THE EXERCISE: Would you repeat the listing exactly but omit every picture?

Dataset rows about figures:
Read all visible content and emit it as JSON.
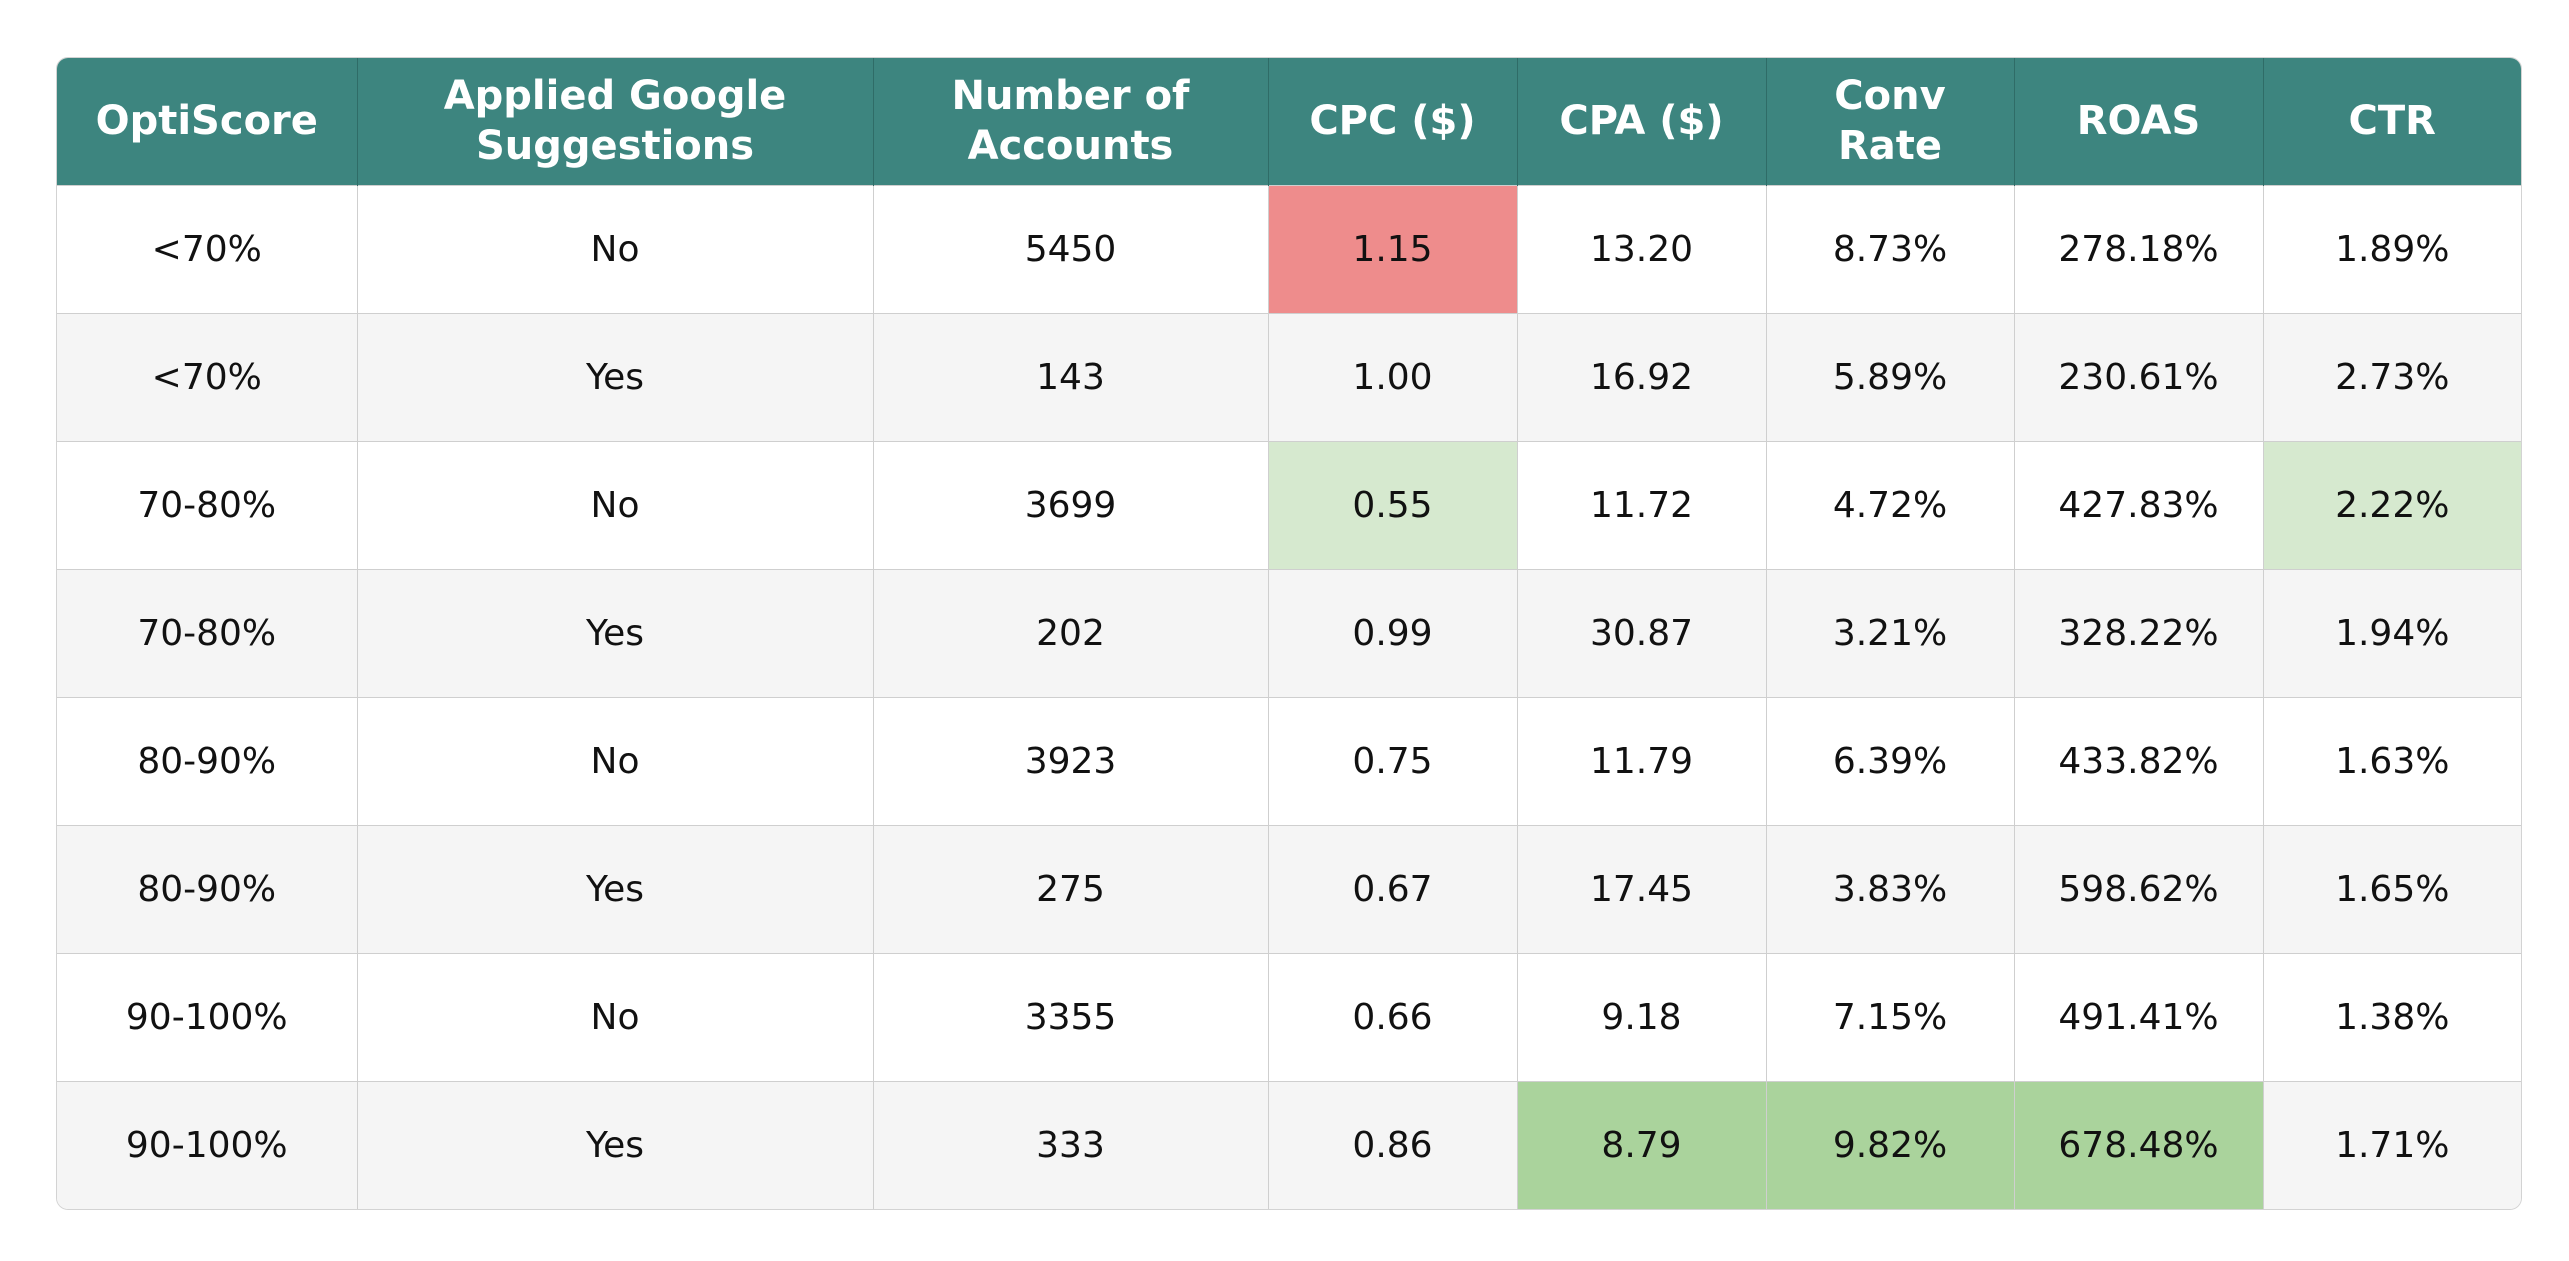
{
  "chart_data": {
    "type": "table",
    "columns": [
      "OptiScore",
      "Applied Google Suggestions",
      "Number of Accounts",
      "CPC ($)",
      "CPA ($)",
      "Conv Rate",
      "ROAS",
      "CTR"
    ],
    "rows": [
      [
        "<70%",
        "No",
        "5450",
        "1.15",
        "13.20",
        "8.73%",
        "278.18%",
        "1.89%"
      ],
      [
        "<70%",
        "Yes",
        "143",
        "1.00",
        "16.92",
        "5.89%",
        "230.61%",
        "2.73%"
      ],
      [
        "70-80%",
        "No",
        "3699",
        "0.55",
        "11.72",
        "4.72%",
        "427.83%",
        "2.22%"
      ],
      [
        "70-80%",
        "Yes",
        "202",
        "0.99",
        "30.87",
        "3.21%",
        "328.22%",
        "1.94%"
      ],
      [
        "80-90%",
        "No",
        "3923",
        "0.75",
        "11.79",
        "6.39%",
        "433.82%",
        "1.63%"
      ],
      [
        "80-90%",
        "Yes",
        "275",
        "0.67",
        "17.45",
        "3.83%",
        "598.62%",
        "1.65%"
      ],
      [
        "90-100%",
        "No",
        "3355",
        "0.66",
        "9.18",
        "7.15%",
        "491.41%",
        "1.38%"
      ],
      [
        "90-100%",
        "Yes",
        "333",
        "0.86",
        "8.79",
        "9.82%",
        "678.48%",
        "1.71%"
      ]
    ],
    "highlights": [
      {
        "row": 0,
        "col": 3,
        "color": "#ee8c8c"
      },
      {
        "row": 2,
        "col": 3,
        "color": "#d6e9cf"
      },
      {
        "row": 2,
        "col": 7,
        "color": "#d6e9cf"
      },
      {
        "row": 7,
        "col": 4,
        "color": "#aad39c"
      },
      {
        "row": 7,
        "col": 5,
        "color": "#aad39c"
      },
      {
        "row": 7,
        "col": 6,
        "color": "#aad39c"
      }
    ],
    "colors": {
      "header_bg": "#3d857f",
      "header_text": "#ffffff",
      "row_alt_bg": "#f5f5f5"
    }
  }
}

WRITTEN REPLY:
Read all visible content and emit it as JSON.
{
  "chart_data": {
    "type": "table",
    "columns": [
      "OptiScore",
      "Applied Google Suggestions",
      "Number of Accounts",
      "CPC ($)",
      "CPA ($)",
      "Conv Rate",
      "ROAS",
      "CTR"
    ],
    "rows": [
      [
        "<70%",
        "No",
        "5450",
        "1.15",
        "13.20",
        "8.73%",
        "278.18%",
        "1.89%"
      ],
      [
        "<70%",
        "Yes",
        "143",
        "1.00",
        "16.92",
        "5.89%",
        "230.61%",
        "2.73%"
      ],
      [
        "70-80%",
        "No",
        "3699",
        "0.55",
        "11.72",
        "4.72%",
        "427.83%",
        "2.22%"
      ],
      [
        "70-80%",
        "Yes",
        "202",
        "0.99",
        "30.87",
        "3.21%",
        "328.22%",
        "1.94%"
      ],
      [
        "80-90%",
        "No",
        "3923",
        "0.75",
        "11.79",
        "6.39%",
        "433.82%",
        "1.63%"
      ],
      [
        "80-90%",
        "Yes",
        "275",
        "0.67",
        "17.45",
        "3.83%",
        "598.62%",
        "1.65%"
      ],
      [
        "90-100%",
        "No",
        "3355",
        "0.66",
        "9.18",
        "7.15%",
        "491.41%",
        "1.38%"
      ],
      [
        "90-100%",
        "Yes",
        "333",
        "0.86",
        "8.79",
        "9.82%",
        "678.48%",
        "1.71%"
      ]
    ],
    "highlights": [
      {
        "row": 0,
        "col": 3,
        "color": "#ee8c8c"
      },
      {
        "row": 2,
        "col": 3,
        "color": "#d6e9cf"
      },
      {
        "row": 2,
        "col": 7,
        "color": "#d6e9cf"
      },
      {
        "row": 7,
        "col": 4,
        "color": "#aad39c"
      },
      {
        "row": 7,
        "col": 5,
        "color": "#aad39c"
      },
      {
        "row": 7,
        "col": 6,
        "color": "#aad39c"
      }
    ],
    "colors": {
      "header_bg": "#3d857f",
      "header_text": "#ffffff",
      "row_alt_bg": "#f5f5f5"
    }
  }
}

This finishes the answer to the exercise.